## Given exercise:
Quote all entries in full, exactly.

## Material shown:

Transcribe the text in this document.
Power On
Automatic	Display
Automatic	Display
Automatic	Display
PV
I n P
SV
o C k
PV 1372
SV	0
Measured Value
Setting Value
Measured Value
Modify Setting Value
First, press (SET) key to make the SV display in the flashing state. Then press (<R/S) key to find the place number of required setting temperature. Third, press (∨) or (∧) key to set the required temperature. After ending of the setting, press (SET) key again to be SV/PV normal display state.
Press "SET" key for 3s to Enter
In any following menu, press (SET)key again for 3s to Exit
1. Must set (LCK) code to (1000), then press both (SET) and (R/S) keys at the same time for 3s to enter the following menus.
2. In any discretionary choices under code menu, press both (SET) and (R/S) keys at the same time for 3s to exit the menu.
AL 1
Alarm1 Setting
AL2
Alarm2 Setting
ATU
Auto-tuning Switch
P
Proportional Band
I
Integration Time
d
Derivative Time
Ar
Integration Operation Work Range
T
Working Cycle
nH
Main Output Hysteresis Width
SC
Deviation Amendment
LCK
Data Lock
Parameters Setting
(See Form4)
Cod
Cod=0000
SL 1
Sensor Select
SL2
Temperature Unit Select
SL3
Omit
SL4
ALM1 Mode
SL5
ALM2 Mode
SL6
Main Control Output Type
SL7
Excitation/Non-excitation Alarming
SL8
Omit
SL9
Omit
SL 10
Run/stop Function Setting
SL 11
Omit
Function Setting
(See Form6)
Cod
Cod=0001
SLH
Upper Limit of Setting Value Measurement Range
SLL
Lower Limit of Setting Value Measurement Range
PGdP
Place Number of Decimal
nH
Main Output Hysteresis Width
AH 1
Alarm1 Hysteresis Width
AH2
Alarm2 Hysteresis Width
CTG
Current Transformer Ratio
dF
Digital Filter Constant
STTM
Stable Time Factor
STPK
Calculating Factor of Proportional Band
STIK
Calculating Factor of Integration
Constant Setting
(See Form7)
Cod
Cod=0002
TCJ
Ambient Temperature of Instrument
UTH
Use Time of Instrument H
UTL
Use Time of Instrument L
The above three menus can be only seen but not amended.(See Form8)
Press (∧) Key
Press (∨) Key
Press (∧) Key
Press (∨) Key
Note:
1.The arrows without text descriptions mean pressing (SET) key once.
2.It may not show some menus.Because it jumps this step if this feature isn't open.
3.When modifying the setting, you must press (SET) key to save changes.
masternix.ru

## Solution below:
Transcribe the text in this document.
Power On
Automatic	Display
Automatic	Display
Automatic	Display
PV
I n P
SV
o C k
PV 1372
SV	0
Measured Value
Setting Value
Measured Value
Modify Setting Value
First, press (SET) key to make the SV display in the flashing state. Then press (<R/S) key to find the place number of required setting temperature. Third, press (∨) or (∧) key to set the required temperature. After ending of the setting, press (SET) key again to be SV/PV normal display state.
Press "SET" key for 3s to Enter
In any following menu, press (SET)key again for 3s to Exit
1. Must set (LCK) code to (1000), then press both (SET) and (R/S) keys at the same time for 3s to enter the following menus.
2. In any discretionary choices under code menu, press both (SET) and (R/S) keys at the same time for 3s to exit the menu.
AL 1
Alarm1 Setting
AL2
Alarm2 Setting
ATU
Auto-tuning Switch
P
Proportional Band
I
Integration Time
d
Derivative Time
Ar
Integration Operation Work Range
T
Working Cycle
nH
Main Output Hysteresis Width
SC
Deviation Amendment
LCK
Data Lock
Parameters Setting
(See Form4)
Cod
Cod=0000
SL 1
Sensor Select
SL2
Temperature Unit Select
SL3
Omit
SL4
ALM1 Mode
SL5
ALM2 Mode
SL6
Main Control Output Type
SL7
Excitation/Non-excitation Alarming
SL8
Omit
SL9
Omit
SL 10
Run/stop Function Setting
SL 11
Omit
Function Setting
(See Form6)
Cod
Cod=0001
SLH
Upper Limit of Setting Value Measurement Range
SLL
Lower Limit of Setting Value Measurement Range
PGdP
Place Number of Decimal
nH
Main Output Hysteresis Width
AH 1
Alarm1 Hysteresis Width
AH2
Alarm2 Hysteresis Width
CTG
Current Transformer Ratio
dF
Digital Filter Constant
STTM
Stable Time Factor
STPK
Calculating Factor of Proportional Band
STIK
Calculating Factor of Integration
Constant Setting
(See Form7)
Cod
Cod=0002
TCJ
Ambient Temperature of Instrument
UTH
Use Time of Instrument H
UTL
Use Time of Instrument L
The above three menus can be only seen but not amended.(See Form8)
Press (∧) Key
Press (∨) Key
Press (∧) Key
Press (∨) Key
Note:
1.The arrows without text descriptions mean pressing (SET) key once.
2.It may not show some menus.Because it jumps this step if this feature isn't open.
3.When modifying the setting, you must press (SET) key to save changes.
masternix.ru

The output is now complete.